Problem to work on:
Extract the full listing below without altering a single character.

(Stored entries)
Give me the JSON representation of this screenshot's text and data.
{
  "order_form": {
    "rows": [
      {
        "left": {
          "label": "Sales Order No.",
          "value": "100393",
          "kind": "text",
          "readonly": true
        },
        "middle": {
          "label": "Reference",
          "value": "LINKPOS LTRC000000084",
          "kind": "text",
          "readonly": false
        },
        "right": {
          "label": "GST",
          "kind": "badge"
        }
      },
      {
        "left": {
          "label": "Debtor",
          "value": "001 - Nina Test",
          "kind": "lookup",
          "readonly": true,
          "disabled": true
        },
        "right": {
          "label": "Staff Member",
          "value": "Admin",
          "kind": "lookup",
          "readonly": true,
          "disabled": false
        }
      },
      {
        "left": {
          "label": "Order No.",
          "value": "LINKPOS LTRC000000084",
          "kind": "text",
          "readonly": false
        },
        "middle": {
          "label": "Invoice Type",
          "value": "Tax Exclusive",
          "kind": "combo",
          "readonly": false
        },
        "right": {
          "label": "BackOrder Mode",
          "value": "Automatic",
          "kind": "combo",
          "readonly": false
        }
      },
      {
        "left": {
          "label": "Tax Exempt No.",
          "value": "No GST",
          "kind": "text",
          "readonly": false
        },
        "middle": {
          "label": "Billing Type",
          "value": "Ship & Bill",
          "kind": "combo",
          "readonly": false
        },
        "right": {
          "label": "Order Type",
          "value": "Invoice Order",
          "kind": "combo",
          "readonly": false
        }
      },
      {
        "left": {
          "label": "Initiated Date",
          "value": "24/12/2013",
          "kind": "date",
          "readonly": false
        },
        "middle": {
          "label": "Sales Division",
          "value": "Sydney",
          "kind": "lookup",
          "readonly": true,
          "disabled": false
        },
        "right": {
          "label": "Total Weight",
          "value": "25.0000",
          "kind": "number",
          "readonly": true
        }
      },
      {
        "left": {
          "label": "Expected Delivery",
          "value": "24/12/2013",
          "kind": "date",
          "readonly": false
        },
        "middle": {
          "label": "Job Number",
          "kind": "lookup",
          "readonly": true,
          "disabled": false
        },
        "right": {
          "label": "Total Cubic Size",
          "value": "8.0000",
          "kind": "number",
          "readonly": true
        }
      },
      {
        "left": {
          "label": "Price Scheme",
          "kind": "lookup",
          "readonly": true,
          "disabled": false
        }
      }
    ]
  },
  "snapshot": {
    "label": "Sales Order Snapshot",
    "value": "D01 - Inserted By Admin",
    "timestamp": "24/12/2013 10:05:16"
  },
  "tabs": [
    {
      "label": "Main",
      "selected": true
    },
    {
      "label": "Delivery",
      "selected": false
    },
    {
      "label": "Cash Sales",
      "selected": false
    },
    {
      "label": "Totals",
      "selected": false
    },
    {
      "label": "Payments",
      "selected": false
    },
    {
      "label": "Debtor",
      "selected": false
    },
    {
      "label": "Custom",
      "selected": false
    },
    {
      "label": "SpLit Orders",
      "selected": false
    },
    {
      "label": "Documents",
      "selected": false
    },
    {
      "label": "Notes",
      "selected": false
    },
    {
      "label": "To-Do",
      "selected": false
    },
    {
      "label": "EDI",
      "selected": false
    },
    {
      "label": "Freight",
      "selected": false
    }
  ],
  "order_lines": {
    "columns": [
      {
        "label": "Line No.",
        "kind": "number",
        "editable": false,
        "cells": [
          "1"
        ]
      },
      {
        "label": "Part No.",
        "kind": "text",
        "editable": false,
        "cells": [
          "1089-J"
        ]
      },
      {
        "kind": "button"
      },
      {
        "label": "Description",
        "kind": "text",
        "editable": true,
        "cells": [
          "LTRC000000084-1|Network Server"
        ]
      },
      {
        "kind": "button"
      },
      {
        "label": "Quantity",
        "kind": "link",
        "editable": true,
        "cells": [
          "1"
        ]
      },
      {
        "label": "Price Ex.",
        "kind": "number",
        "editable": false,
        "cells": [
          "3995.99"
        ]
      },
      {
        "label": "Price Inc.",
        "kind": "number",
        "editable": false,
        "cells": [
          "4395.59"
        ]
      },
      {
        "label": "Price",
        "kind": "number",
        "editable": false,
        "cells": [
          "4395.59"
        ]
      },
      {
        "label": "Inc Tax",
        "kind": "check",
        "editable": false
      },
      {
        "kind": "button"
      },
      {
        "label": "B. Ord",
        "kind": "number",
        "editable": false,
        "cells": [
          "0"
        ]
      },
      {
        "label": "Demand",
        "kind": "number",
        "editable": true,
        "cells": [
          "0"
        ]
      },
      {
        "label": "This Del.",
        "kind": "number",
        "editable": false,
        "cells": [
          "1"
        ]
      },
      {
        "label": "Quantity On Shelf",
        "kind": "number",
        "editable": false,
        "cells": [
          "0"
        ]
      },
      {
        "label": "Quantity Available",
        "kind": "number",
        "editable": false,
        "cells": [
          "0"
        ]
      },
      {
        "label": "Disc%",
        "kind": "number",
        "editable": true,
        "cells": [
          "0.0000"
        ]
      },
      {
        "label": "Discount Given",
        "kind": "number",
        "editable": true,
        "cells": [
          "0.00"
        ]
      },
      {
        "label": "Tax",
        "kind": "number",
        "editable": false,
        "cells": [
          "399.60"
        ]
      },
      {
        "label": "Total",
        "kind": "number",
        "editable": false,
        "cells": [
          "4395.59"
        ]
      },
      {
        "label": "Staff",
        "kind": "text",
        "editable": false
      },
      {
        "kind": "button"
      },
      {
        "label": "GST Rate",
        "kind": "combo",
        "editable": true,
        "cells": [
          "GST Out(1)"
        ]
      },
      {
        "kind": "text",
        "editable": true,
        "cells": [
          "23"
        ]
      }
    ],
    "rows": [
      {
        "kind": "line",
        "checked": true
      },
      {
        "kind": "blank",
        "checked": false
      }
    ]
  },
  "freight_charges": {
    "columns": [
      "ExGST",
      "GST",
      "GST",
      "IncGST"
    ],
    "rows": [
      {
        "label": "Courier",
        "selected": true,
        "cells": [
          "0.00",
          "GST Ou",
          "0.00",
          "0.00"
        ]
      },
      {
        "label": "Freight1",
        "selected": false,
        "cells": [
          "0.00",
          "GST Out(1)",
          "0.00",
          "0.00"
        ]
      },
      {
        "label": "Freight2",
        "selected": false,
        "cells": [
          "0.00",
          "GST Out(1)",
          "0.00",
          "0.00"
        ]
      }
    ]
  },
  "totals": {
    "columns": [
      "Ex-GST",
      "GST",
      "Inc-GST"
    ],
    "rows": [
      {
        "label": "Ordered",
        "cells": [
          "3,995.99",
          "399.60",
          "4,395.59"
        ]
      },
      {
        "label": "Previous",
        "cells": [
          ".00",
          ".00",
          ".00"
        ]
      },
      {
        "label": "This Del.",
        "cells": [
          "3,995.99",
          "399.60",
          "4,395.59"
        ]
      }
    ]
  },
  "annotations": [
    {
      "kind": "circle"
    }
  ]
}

Output for this exercise:
Give me the JSON representation of this screenshot's text and data.
{
  "order_form": {
    "rows": [
      {
        "left": {
          "label": "Sales Order No.",
          "value": "100393",
          "kind": "text",
          "readonly": true
        },
        "middle": {
          "label": "Reference",
          "value": "LINKPOS LTRC000000084",
          "kind": "text",
          "readonly": false
        },
        "right": {
          "label": "GST",
          "kind": "badge"
        }
      },
      {
        "left": {
          "label": "Debtor",
          "value": "001 - Nina Test",
          "kind": "lookup",
          "readonly": true,
          "disabled": true
        },
        "right": {
          "label": "Staff Member",
          "value": "Admin",
          "kind": "lookup",
          "readonly": true,
          "disabled": false
        }
      },
      {
        "left": {
          "label": "Order No.",
          "value": "LINKPOS LTRC000000084",
          "kind": "text",
          "readonly": false
        },
        "middle": {
          "label": "Invoice Type",
          "value": "Tax Exclusive",
          "kind": "combo",
          "readonly": false
        },
        "right": {
          "label": "BackOrder Mode",
          "value": "Automatic",
          "kind": "combo",
          "readonly": false
        }
      },
      {
        "left": {
          "label": "Tax Exempt No.",
          "value": "No GST",
          "kind": "text",
          "readonly": false
        },
        "middle": {
          "label": "Billing Type",
          "value": "Ship & Bill",
          "kind": "combo",
          "readonly": false
        },
        "right": {
          "label": "Order Type",
          "value": "Invoice Order",
          "kind": "combo",
          "readonly": false
        }
      },
      {
        "left": {
          "label": "Initiated Date",
          "value": "24/12/2013",
          "kind": "date",
          "readonly": false
        },
        "middle": {
          "label": "Sales Division",
          "value": "Sydney",
          "kind": "lookup",
          "readonly": true,
          "disabled": false
        },
        "right": {
          "label": "Total Weight",
          "value": "25.0000",
          "kind": "number",
          "readonly": true
        }
      },
      {
        "left": {
          "label": "Expected Delivery",
          "value": "24/12/2013",
          "kind": "date",
          "readonly": false
        },
        "middle": {
          "label": "Job Number",
          "kind": "lookup",
          "readonly": true,
          "disabled": false
        },
        "right": {
          "label": "Total Cubic Size",
          "value": "8.0000",
          "kind": "number",
          "readonly": true
        }
      },
      {
        "left": {
          "label": "Price Scheme",
          "kind": "lookup",
          "readonly": true,
          "disabled": false
        }
      }
    ]
  },
  "snapshot": {
    "label": "Sales Order Snapshot",
    "value": "D01 - Inserted By Admin",
    "timestamp": "24/12/2013 10:05:16"
  },
  "tabs": [
    {
      "label": "Main",
      "selected": true
    },
    {
      "label": "Delivery",
      "selected": false
    },
    {
      "label": "Cash Sales",
      "selected": false
    },
    {
      "label": "Totals",
      "selected": false
    },
    {
      "label": "Payments",
      "selected": false
    },
    {
      "label": "Debtor",
      "selected": false
    },
    {
      "label": "Custom",
      "selected": false
    },
    {
      "label": "SpLit Orders",
      "selected": false
    },
    {
      "label": "Documents",
      "selected": false
    },
    {
      "label": "Notes",
      "selected": false
    },
    {
      "label": "To-Do",
      "selected": false
    },
    {
      "label": "EDI",
      "selected": false
    },
    {
      "label": "Freight",
      "selected": false
    }
  ],
  "order_lines": {
    "columns": [
      {
        "label": "Line No.",
        "kind": "number",
        "editable": false,
        "cells": [
          "1"
        ]
      },
      {
        "label": "Part No.",
        "kind": "text",
        "editable": false,
        "cells": [
          "1089-J"
        ]
      },
      {
        "kind": "button"
      },
      {
        "label": "Description",
        "kind": "text",
        "editable": true,
        "cells": [
          "LTRC000000084-1|Network Server"
        ]
      },
      {
        "kind": "button"
      },
      {
        "label": "Quantity",
        "kind": "link",
        "editable": true,
        "cells": [
          "1"
        ]
      },
      {
        "label": "Price Ex.",
        "kind": "number",
        "editable": false,
        "cells": [
          "3995.99"
        ]
      },
      {
        "label": "Price Inc.",
        "kind": "number",
        "editable": false,
        "cells": [
          "4395.59"
        ]
      },
      {
        "label": "Price",
        "kind": "number",
        "editable": false,
        "cells": [
          "4395.59"
        ]
      },
      {
        "label": "Inc Tax",
        "kind": "check",
        "editable": false
      },
      {
        "kind": "button"
      },
      {
        "label": "B. Ord",
        "kind": "number",
        "editable": false,
        "cells": [
          "0"
        ]
      },
      {
        "label": "Demand",
        "kind": "number",
        "editable": true,
        "cells": [
          "0"
        ]
      },
      {
        "label": "This Del.",
        "kind": "number",
        "editable": false,
        "cells": [
          "1"
        ]
      },
      {
        "label": "Quantity On Shelf",
        "kind": "number",
        "editable": false,
        "cells": [
          "0"
        ]
      },
      {
        "label": "Quantity Available",
        "kind": "number",
        "editable": false,
        "cells": [
          "0"
        ]
      },
      {
        "label": "Disc%",
        "kind": "number",
        "editable": true,
        "cells": [
          "0.0000"
        ]
      },
      {
        "label": "Discount Given",
        "kind": "number",
        "editable": true,
        "cells": [
          "0.00"
        ]
      },
      {
        "label": "Tax",
        "kind": "number",
        "editable": false,
        "cells": [
          "399.60"
        ]
      },
      {
        "label": "Total",
        "kind": "number",
        "editable": false,
        "cells": [
          "4395.59"
        ]
      },
      {
        "label": "Staff",
        "kind": "text",
        "editable": false
      },
      {
        "kind": "button"
      },
      {
        "label": "GST Rate",
        "kind": "combo",
        "editable": true,
        "cells": [
          "GST Out(1)"
        ]
      },
      {
        "kind": "text",
        "editable": true,
        "cells": [
          "23"
        ]
      }
    ],
    "rows": [
      {
        "kind": "line",
        "checked": true
      },
      {
        "kind": "blank",
        "checked": false
      }
    ]
  },
  "freight_charges": {
    "columns": [
      "ExGST",
      "GST",
      "GST",
      "IncGST"
    ],
    "rows": [
      {
        "label": "Courier",
        "selected": true,
        "cells": [
          "0.00",
          "GST Ou",
          "0.00",
          "0.00"
        ]
      },
      {
        "label": "Freight1",
        "selected": false,
        "cells": [
          "0.00",
          "GST Out(1)",
          "0.00",
          "0.00"
        ]
      },
      {
        "label": "Freight2",
        "selected": false,
        "cells": [
          "0.00",
          "GST Out(1)",
          "0.00",
          "0.00"
        ]
      }
    ]
  },
  "totals": {
    "columns": [
      "Ex-GST",
      "GST",
      "Inc-GST"
    ],
    "rows": [
      {
        "label": "Ordered",
        "cells": [
          "3,995.99",
          "399.60",
          "4,395.59"
        ]
      },
      {
        "label": "Previous",
        "cells": [
          ".00",
          ".00",
          ".00"
        ]
      },
      {
        "label": "This Del.",
        "cells": [
          "3,995.99",
          "399.60",
          "4,395.59"
        ]
      }
    ]
  },
  "annotations": [
    {
      "kind": "circle"
    }
  ]
}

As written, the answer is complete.